Dataset entries
· · · ·

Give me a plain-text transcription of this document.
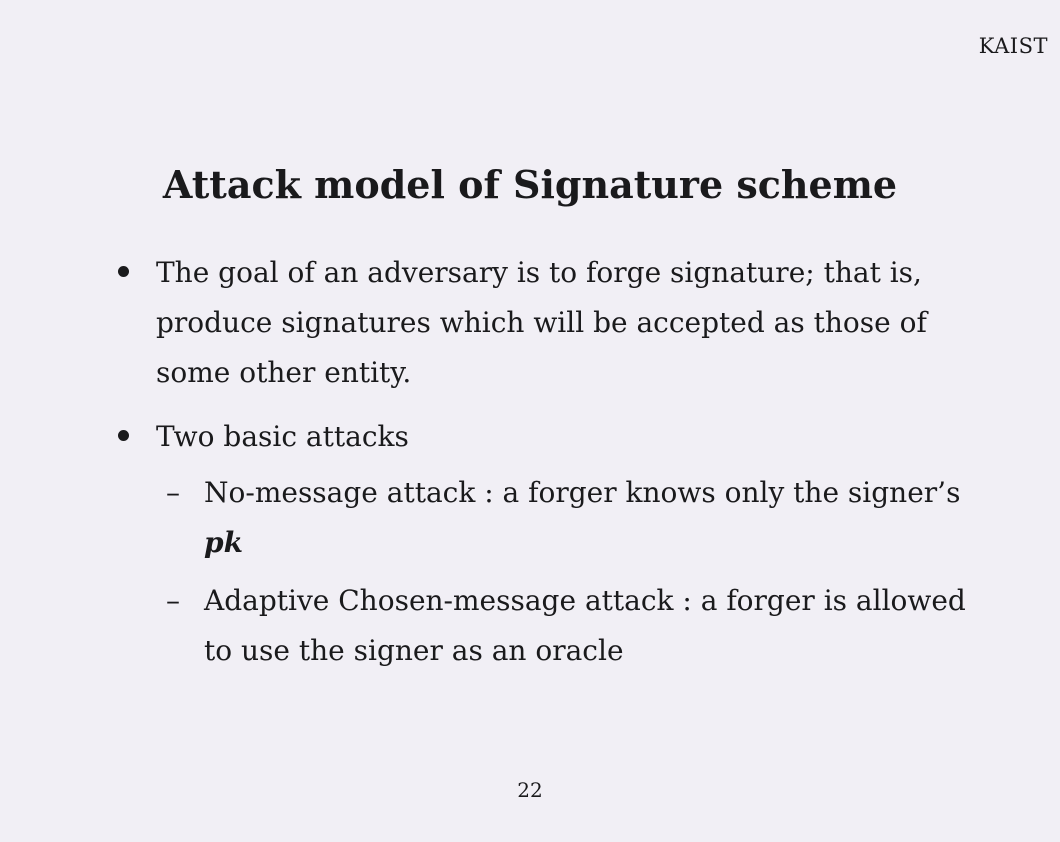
KAIST
Attack model of Signature scheme
The goal of an adversary is to forge signature; that is, produce signatures which will be accepted as those of some other entity.
Two basic attacks
– No-message attack : a forger knows only the signer’s pk
– Adaptive Chosen-message attack : a forger is allowed to use the signer as an oracle
22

· · · ·

TO DO: Without the pictures, retype the whole of the material above exactly.

RESPONSE TO THIS EXERCISE:
Give me a plain-text transcription of this document.
KAIST
Attack model of Signature scheme
The goal of an adversary is to forge signature; that is, produce signatures which will be accepted as those of some other entity.
Two basic attacks
– No-message attack : a forger knows only the signer’s pk
– Adaptive Chosen-message attack : a forger is allowed to use the signer as an oracle
22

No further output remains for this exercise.